### REQUIRED WORK
From the data that follows, copy every line holding the string "into".

Data entries:
|---|

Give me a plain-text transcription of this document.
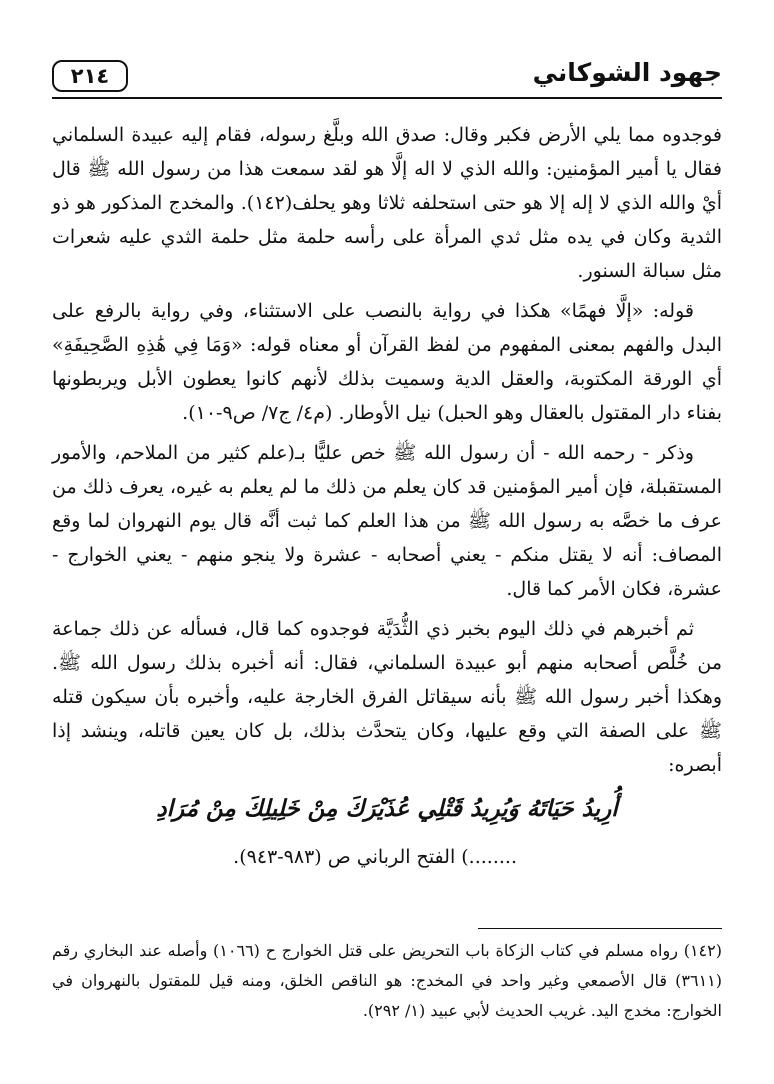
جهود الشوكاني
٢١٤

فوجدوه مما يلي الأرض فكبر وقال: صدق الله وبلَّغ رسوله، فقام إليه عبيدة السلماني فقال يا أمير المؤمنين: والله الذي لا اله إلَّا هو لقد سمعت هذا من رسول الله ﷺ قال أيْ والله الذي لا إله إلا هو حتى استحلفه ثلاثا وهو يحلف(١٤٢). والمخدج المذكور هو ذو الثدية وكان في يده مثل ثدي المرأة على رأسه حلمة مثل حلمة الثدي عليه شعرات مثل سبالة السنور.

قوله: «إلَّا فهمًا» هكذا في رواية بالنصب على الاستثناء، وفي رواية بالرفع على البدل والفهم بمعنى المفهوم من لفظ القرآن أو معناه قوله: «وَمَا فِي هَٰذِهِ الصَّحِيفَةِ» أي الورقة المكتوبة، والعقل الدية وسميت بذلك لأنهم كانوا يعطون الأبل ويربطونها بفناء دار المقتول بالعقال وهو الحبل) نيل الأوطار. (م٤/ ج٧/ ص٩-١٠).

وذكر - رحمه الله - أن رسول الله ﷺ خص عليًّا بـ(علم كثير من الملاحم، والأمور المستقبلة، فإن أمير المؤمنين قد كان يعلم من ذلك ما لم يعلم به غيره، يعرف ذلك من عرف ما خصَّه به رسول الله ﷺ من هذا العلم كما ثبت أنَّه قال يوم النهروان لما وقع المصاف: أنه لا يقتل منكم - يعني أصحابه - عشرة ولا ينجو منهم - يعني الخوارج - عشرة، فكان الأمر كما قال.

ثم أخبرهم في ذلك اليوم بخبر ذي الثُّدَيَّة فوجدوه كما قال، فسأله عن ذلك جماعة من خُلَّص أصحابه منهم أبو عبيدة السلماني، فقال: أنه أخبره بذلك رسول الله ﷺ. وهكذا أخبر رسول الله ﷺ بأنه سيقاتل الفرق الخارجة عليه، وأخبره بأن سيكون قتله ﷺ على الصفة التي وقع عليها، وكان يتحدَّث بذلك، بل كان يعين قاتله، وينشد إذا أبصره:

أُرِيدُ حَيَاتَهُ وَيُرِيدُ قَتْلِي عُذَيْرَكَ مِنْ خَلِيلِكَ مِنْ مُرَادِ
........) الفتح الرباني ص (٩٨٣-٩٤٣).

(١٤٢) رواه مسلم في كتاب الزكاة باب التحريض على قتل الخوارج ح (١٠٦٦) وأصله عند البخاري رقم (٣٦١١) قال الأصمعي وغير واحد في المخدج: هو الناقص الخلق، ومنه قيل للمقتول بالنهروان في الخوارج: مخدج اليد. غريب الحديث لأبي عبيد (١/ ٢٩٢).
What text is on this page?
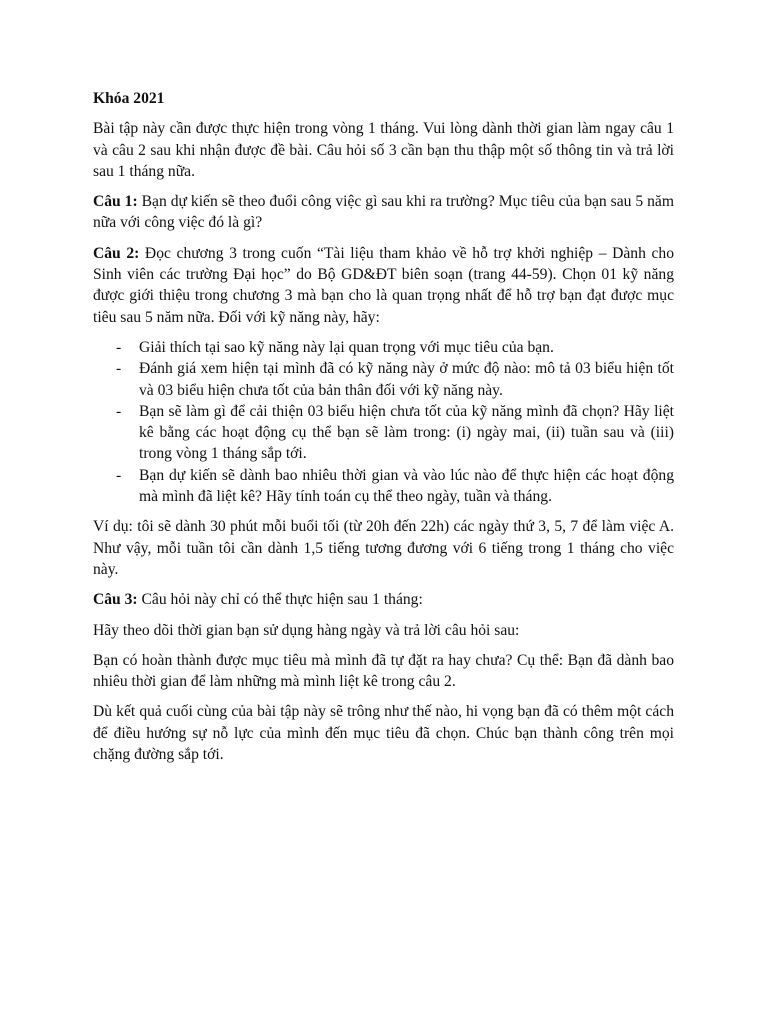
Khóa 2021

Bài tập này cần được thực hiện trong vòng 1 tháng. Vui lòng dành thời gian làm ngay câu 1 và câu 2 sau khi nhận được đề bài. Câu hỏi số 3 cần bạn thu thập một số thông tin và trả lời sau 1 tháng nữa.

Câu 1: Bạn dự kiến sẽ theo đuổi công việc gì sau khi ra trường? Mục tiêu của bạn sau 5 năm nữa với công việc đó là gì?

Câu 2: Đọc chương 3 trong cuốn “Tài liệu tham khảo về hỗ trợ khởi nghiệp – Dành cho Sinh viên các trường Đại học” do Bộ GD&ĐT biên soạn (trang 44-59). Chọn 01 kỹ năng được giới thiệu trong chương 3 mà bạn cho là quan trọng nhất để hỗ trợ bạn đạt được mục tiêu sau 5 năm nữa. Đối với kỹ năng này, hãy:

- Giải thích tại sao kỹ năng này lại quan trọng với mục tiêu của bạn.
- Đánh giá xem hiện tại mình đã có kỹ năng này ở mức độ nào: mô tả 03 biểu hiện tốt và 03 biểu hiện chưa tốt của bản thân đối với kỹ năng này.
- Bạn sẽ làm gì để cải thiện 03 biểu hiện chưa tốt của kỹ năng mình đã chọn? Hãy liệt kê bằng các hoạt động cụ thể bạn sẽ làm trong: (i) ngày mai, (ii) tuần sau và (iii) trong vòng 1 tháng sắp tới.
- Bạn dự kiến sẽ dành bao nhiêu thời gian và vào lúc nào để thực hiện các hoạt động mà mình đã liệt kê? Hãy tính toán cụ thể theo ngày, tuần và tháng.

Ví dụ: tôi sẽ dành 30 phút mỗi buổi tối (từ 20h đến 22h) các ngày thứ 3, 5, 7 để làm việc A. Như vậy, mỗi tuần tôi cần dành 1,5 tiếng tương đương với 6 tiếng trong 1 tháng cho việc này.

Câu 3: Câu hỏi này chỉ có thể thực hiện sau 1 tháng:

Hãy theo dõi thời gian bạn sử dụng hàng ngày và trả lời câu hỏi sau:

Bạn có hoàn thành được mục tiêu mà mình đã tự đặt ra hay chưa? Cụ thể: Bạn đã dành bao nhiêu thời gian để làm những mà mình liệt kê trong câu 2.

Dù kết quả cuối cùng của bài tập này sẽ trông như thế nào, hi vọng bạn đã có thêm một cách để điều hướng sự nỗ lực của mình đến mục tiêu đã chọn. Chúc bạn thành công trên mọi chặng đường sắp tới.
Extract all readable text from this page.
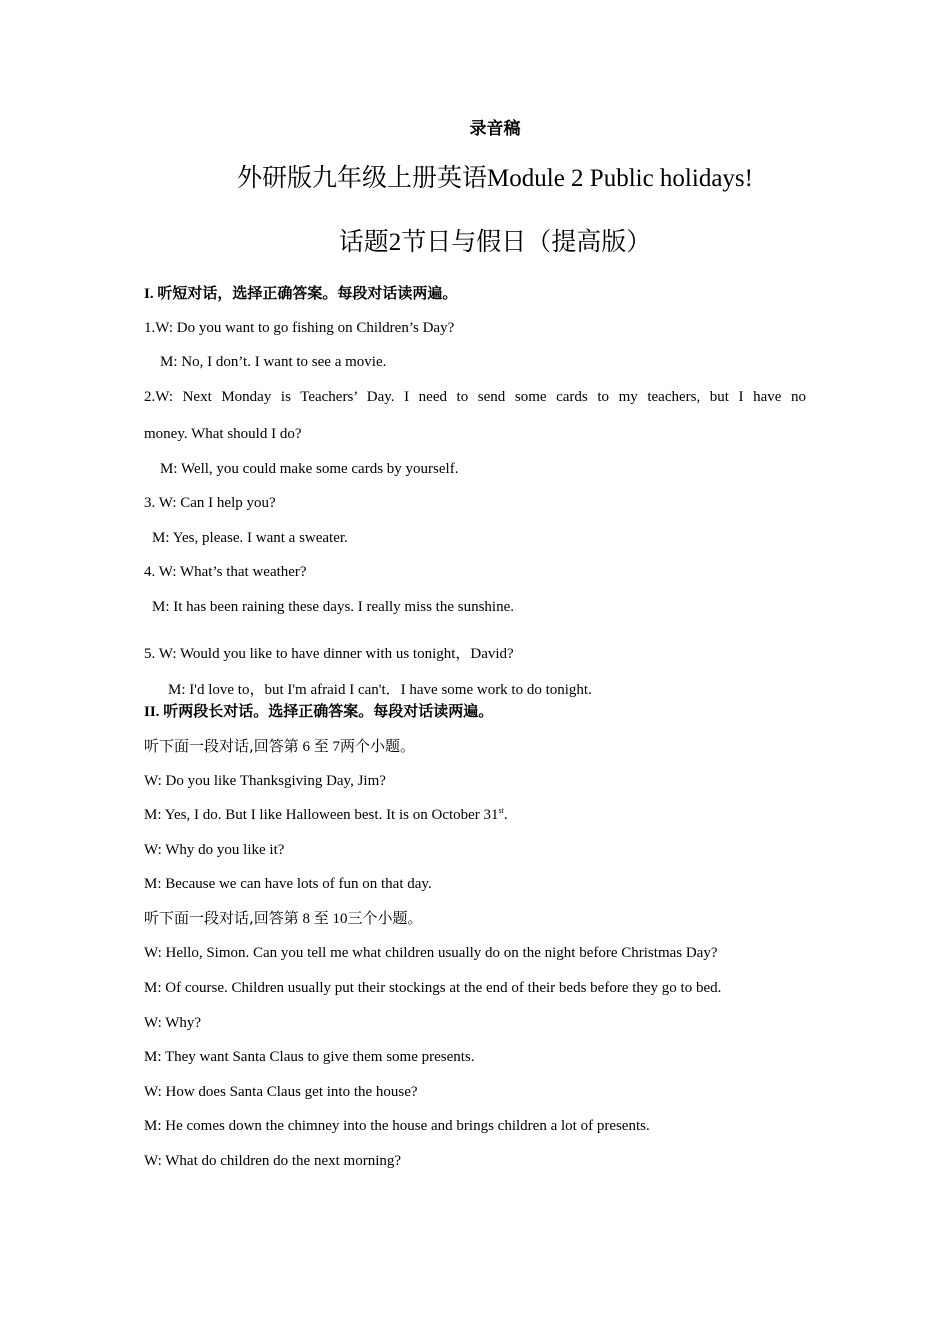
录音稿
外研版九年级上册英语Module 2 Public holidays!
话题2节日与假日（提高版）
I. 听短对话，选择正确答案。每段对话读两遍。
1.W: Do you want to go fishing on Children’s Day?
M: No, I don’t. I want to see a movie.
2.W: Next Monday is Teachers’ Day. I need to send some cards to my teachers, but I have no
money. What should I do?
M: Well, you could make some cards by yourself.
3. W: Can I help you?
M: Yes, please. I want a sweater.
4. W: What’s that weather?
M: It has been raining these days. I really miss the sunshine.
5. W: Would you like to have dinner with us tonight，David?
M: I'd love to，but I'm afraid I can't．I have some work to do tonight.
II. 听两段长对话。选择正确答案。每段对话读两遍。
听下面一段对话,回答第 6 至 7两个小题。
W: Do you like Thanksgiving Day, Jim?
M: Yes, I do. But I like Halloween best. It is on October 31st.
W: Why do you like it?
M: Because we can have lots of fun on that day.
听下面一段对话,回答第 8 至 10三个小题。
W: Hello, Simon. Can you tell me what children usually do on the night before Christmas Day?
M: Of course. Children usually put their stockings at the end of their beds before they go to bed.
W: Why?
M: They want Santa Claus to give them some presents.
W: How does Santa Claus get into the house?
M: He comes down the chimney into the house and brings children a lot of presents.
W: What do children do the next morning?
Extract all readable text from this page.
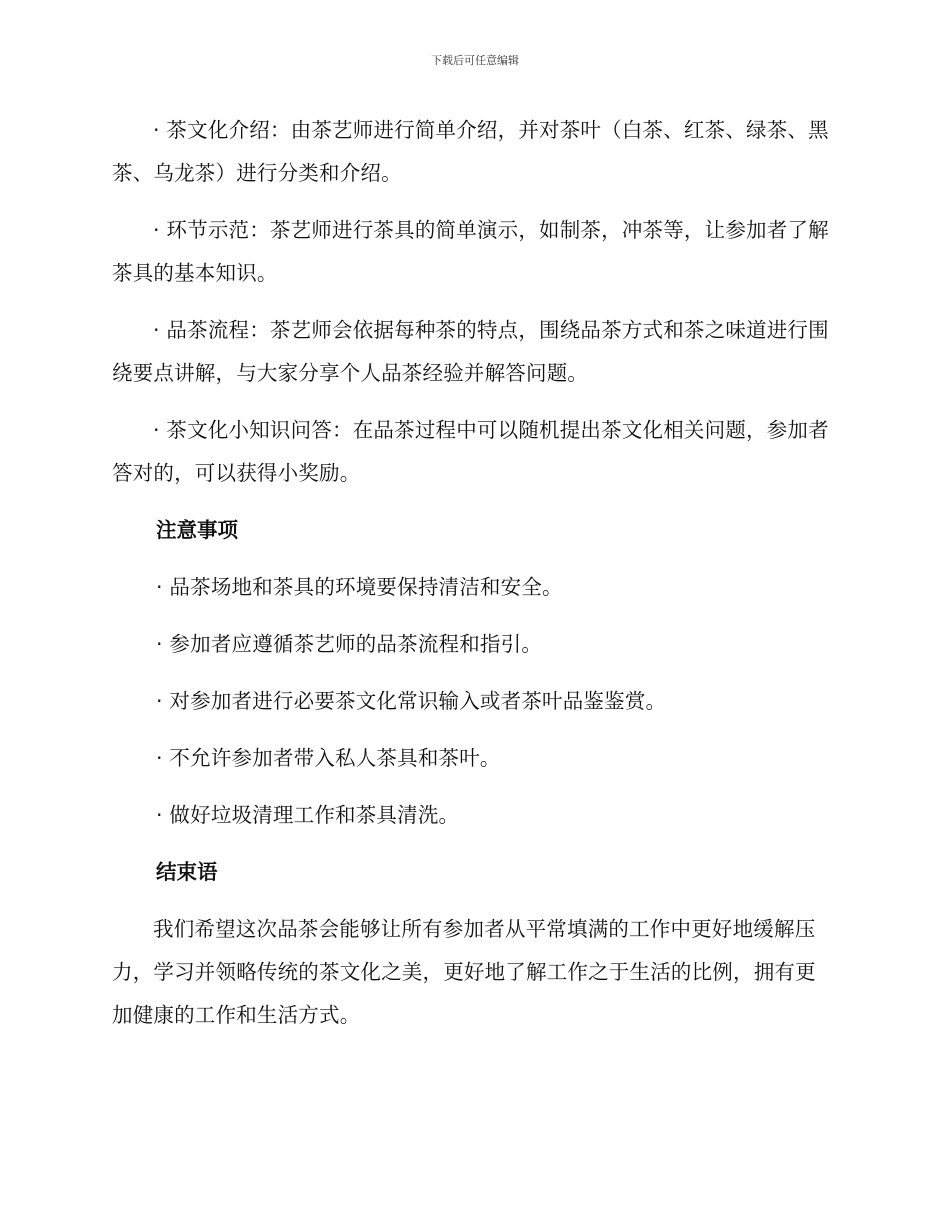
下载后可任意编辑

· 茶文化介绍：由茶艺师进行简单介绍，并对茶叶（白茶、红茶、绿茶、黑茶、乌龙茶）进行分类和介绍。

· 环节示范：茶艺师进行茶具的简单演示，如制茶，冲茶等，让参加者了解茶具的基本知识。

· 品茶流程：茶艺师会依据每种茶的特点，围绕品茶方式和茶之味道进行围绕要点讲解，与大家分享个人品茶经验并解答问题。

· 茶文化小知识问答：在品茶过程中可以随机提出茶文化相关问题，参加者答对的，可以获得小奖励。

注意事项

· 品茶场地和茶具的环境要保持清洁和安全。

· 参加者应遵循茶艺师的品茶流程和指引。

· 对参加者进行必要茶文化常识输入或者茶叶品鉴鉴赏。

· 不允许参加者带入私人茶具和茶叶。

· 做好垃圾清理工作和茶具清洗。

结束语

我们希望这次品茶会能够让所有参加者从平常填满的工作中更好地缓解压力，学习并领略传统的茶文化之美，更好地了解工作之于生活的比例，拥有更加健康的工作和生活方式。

|---|

### EXERCISE RESULT
W: How does Santa Claus get into the house?
M: He comes down the chimney into the house and brings children a lot of presents.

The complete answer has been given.